**TASK TO CARRY OUT**
Reproduce exactly the lines from the one containing "Serialize everything readable" through the last line of the records below, both included. Leave out any pictures.

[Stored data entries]
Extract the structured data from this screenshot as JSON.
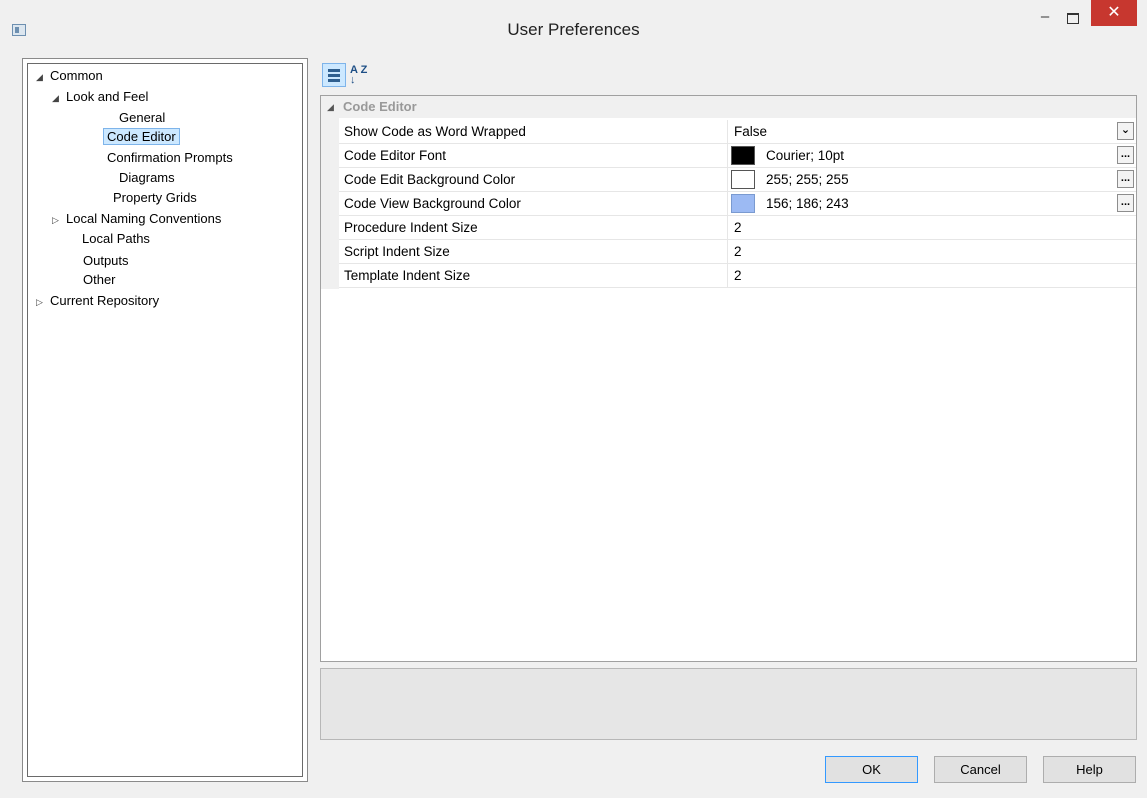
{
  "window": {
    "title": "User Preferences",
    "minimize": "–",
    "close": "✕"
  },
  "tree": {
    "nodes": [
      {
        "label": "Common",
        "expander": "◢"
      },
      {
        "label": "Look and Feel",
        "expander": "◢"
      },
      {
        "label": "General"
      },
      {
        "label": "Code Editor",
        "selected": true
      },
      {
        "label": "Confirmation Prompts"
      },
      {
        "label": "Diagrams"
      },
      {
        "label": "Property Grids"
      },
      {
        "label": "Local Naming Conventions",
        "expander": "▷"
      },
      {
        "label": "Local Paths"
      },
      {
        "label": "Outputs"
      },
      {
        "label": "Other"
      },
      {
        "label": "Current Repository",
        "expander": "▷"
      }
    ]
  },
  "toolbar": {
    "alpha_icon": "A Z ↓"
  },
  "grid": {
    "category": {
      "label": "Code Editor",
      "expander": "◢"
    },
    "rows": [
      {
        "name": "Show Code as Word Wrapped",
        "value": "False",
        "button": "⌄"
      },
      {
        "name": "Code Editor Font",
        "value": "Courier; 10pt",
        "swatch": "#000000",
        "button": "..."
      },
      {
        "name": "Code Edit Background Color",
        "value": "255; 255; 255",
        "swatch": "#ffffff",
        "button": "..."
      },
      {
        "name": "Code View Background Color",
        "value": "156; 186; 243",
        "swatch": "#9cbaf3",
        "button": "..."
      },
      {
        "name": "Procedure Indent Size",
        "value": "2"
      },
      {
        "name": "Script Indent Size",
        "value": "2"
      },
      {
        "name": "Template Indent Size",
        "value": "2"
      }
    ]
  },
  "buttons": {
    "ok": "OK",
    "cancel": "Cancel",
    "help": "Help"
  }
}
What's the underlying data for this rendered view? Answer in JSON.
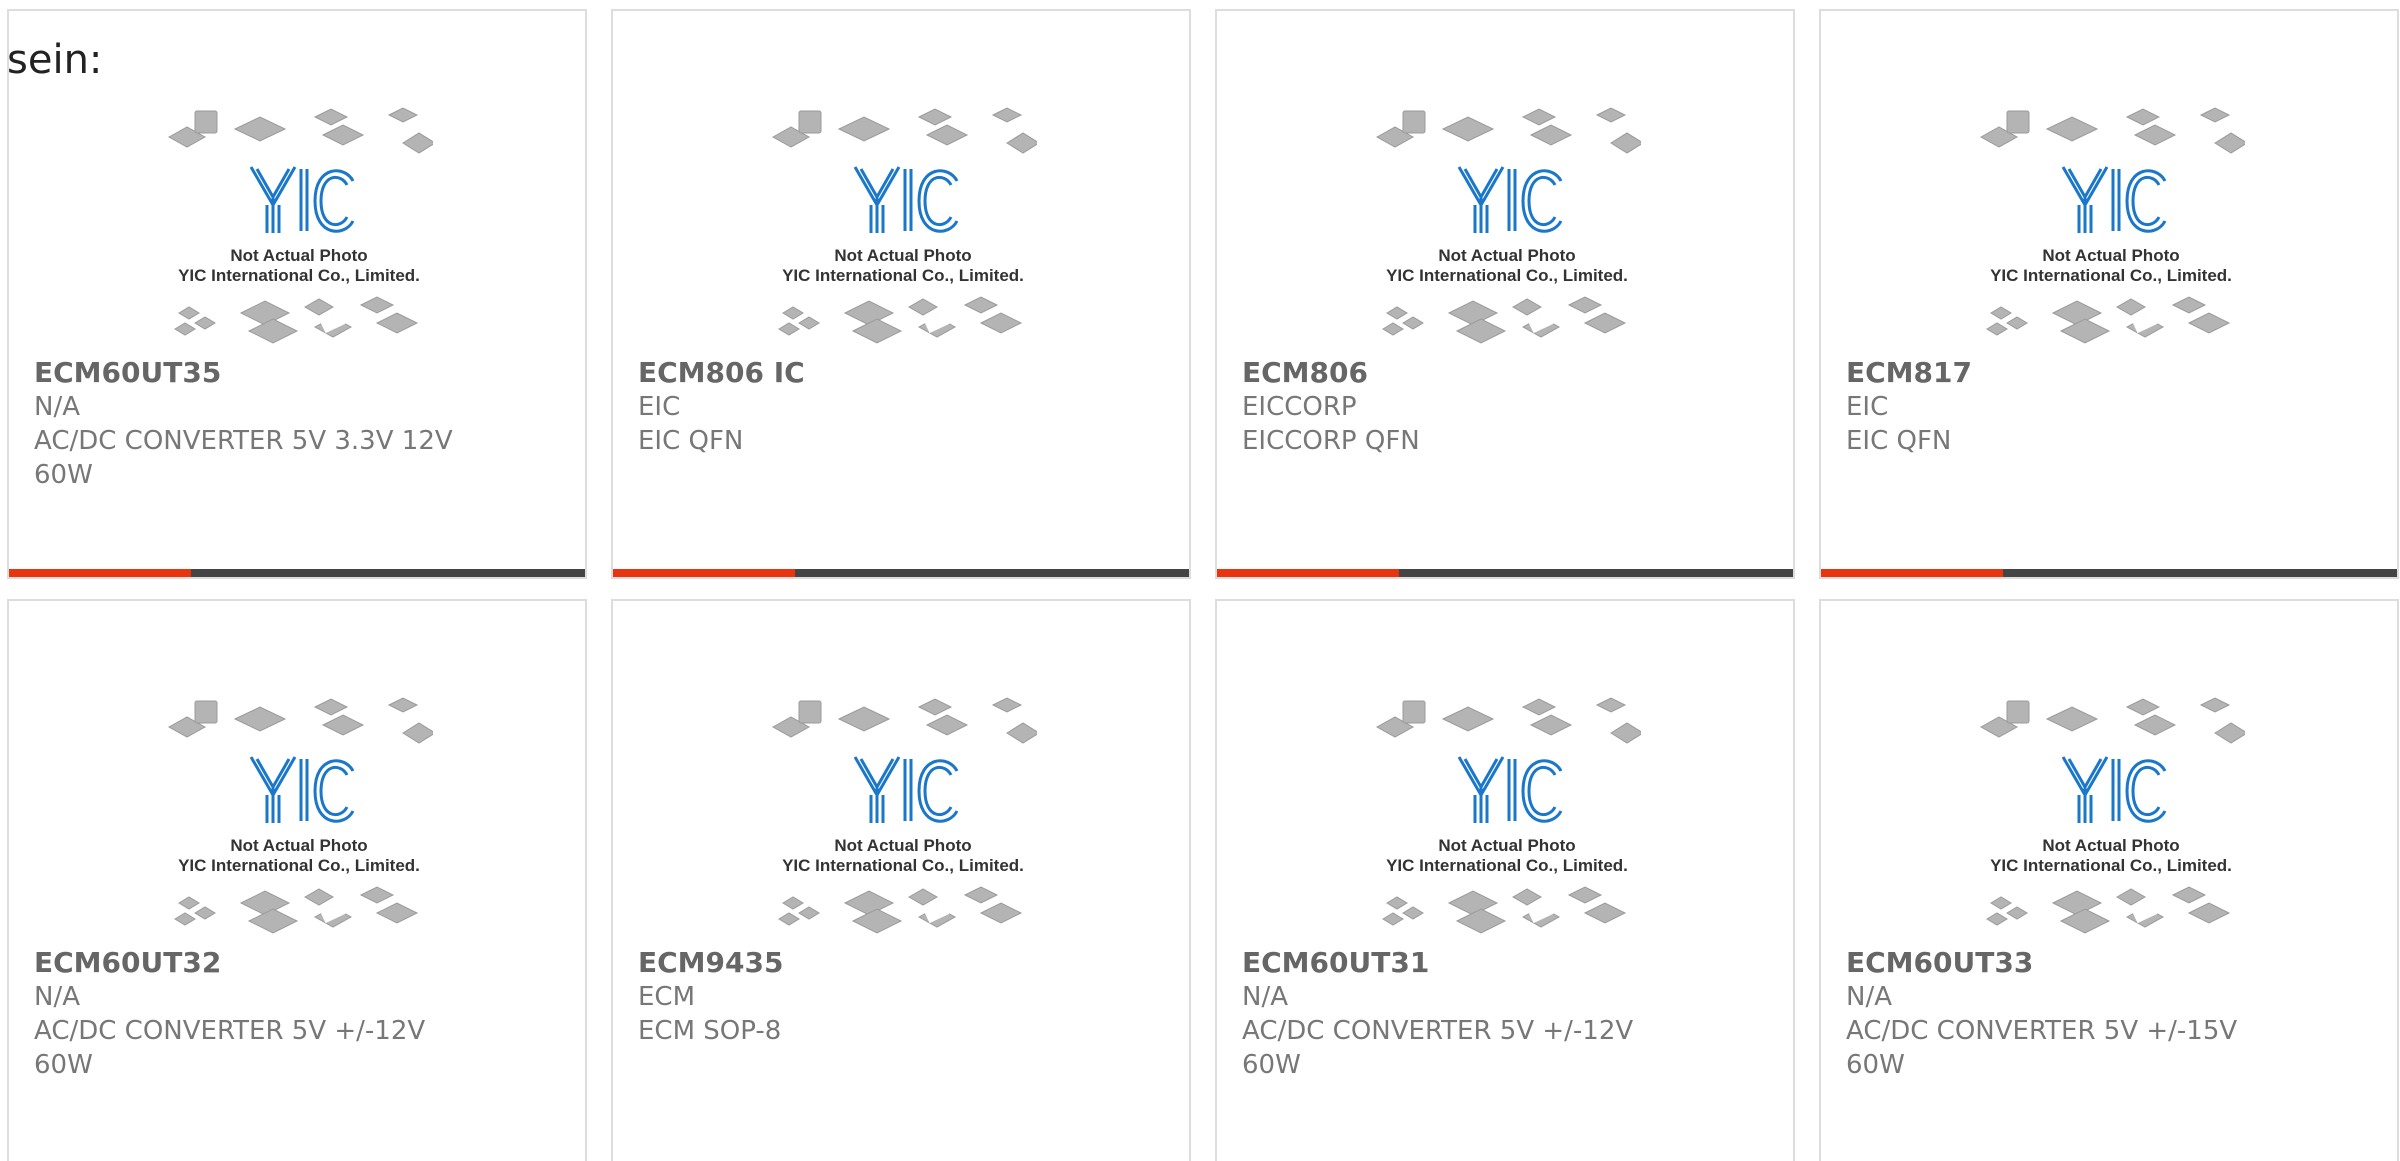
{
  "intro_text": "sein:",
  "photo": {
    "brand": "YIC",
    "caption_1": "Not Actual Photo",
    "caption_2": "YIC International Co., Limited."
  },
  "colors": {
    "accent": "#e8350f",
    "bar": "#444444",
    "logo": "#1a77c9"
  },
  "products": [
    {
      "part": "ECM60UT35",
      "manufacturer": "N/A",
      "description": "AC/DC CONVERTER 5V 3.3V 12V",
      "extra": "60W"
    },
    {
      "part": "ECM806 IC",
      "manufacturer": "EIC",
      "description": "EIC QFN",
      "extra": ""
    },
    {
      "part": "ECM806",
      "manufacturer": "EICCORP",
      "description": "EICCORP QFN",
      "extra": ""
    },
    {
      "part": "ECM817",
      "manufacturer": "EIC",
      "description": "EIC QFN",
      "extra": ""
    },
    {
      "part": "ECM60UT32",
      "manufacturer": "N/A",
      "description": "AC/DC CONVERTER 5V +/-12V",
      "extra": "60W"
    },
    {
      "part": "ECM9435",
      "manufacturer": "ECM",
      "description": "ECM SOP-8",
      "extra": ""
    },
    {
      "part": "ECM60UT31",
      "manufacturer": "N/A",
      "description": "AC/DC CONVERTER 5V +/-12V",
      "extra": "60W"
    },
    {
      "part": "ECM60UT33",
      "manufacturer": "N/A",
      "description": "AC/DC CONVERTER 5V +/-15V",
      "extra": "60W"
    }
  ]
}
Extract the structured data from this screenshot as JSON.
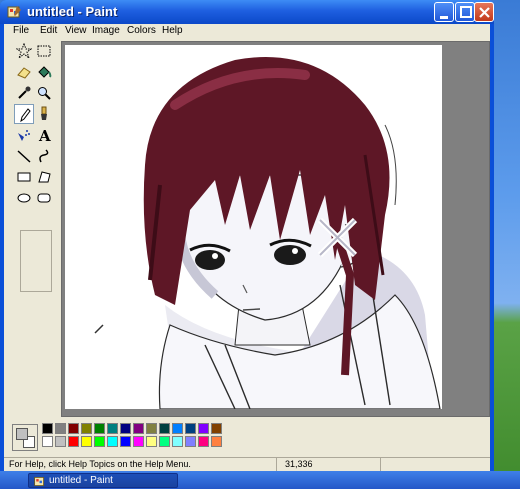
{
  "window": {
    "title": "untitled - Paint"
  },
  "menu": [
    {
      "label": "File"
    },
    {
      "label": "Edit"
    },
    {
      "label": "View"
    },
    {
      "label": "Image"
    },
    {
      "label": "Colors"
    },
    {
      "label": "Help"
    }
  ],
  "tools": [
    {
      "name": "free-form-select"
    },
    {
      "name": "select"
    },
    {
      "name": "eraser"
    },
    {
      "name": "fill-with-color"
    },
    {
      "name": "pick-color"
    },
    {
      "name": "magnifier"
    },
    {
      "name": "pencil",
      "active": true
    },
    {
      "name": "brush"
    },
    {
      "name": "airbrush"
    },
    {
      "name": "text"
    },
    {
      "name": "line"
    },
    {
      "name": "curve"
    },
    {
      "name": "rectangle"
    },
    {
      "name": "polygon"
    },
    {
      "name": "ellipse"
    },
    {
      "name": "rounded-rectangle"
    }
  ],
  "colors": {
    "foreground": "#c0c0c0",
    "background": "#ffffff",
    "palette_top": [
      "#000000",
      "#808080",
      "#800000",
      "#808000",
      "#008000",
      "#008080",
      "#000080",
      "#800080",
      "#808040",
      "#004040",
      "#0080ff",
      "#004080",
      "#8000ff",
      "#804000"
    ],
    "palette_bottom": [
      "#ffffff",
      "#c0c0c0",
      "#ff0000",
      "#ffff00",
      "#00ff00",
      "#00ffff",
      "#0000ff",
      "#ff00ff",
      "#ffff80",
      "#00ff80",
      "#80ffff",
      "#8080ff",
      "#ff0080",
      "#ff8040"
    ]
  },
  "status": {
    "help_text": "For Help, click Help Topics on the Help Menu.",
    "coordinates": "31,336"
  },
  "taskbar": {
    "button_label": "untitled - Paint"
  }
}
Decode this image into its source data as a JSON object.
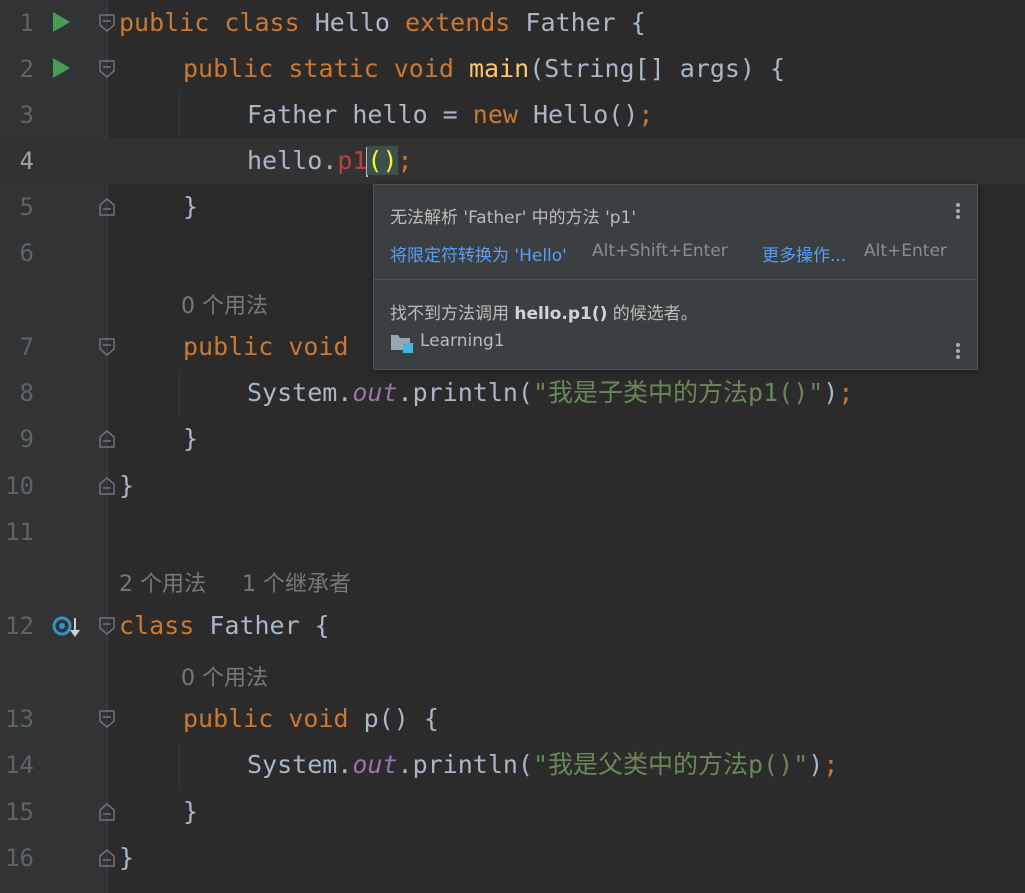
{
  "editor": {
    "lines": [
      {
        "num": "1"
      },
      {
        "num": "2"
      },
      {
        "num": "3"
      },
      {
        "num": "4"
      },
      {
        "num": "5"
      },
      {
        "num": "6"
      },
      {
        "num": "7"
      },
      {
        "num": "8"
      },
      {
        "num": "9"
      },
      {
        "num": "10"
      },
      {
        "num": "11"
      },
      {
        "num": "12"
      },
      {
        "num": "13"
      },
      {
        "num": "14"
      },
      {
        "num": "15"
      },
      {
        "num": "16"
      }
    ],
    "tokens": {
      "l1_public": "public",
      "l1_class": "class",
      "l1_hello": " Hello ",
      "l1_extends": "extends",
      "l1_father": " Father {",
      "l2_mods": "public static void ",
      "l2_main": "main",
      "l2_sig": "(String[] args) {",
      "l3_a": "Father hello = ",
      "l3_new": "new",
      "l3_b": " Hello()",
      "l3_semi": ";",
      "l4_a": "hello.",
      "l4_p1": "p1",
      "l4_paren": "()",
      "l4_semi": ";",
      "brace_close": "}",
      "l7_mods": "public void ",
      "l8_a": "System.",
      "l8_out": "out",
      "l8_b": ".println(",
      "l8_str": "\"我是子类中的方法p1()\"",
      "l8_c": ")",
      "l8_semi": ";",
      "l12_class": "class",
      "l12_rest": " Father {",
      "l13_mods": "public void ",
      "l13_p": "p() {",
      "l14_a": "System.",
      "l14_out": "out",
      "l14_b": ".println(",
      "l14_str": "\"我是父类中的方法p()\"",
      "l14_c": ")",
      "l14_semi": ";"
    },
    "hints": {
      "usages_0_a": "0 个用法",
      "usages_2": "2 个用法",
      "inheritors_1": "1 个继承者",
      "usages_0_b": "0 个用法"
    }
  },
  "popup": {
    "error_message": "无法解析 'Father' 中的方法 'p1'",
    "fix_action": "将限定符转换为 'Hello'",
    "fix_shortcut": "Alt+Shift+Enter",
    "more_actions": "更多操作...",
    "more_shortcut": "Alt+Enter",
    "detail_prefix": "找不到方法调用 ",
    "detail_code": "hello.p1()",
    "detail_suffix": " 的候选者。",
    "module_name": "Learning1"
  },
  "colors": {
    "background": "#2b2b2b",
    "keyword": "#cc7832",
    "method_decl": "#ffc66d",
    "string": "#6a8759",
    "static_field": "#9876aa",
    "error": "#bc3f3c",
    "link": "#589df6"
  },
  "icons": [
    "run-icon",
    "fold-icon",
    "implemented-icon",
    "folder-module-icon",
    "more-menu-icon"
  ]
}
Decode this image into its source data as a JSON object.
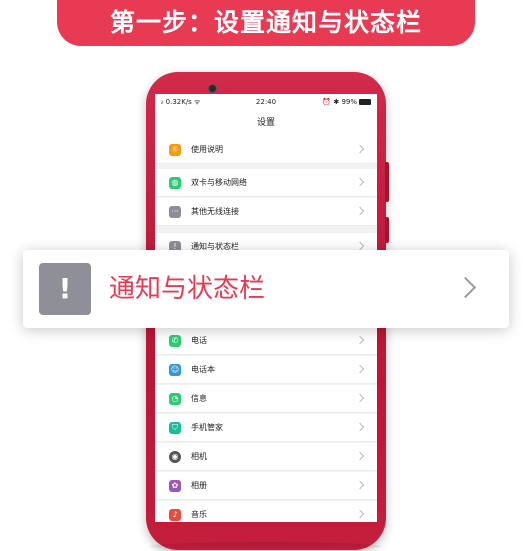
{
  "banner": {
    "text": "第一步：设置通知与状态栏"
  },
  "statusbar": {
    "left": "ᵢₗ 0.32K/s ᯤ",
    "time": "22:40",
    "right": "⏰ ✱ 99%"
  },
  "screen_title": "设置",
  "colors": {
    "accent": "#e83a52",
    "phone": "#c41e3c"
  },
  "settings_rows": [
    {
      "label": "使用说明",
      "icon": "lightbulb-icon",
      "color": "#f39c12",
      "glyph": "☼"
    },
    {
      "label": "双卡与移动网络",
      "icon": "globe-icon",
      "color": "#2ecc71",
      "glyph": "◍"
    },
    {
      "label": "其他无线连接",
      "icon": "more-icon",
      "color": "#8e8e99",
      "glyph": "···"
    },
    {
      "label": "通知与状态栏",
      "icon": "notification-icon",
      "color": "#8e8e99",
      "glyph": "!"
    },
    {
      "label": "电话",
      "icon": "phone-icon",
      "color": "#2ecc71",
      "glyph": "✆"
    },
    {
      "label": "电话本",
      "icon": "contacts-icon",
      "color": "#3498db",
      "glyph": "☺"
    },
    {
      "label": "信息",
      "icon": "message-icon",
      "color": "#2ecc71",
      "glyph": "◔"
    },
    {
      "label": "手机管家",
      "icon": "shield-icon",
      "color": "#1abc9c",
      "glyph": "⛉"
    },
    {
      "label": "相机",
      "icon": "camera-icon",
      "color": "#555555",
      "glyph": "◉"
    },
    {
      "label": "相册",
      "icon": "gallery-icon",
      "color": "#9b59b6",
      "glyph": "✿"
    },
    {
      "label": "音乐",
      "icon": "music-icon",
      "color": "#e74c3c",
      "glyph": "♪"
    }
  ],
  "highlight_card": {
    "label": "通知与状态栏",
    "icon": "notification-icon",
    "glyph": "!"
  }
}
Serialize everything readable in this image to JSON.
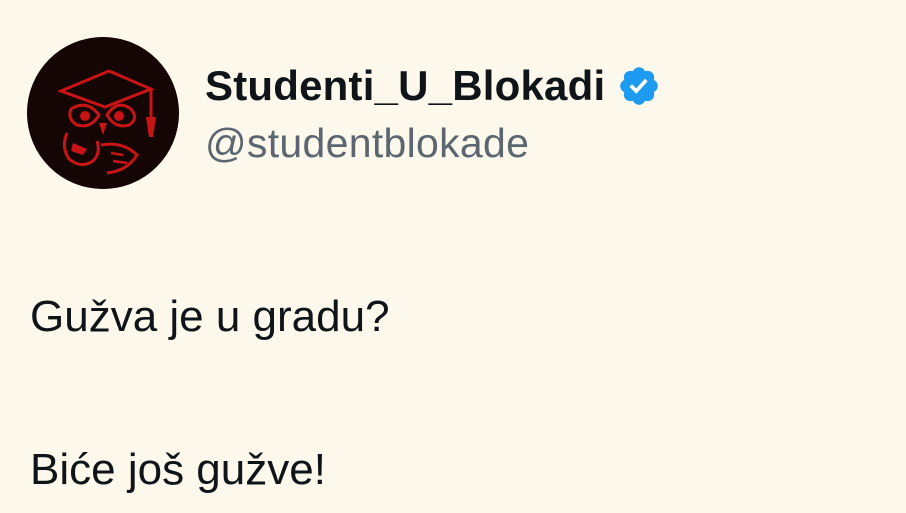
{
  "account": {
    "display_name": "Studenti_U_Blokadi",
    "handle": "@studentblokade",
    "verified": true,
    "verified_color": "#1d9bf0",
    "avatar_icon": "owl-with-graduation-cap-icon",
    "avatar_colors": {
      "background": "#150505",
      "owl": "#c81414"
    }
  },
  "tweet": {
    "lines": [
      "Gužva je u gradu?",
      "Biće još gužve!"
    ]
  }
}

**FINISHED EXERCISE**
Serialize everything readable in this image to JSON.
{
  "account": {
    "display_name": "Studenti_U_Blokadi",
    "handle": "@studentblokade",
    "verified": true,
    "verified_color": "#1d9bf0",
    "avatar_icon": "owl-with-graduation-cap-icon",
    "avatar_colors": {
      "background": "#150505",
      "owl": "#c81414"
    }
  },
  "tweet": {
    "lines": [
      "Gužva je u gradu?",
      "Biće još gužve!"
    ]
  }
}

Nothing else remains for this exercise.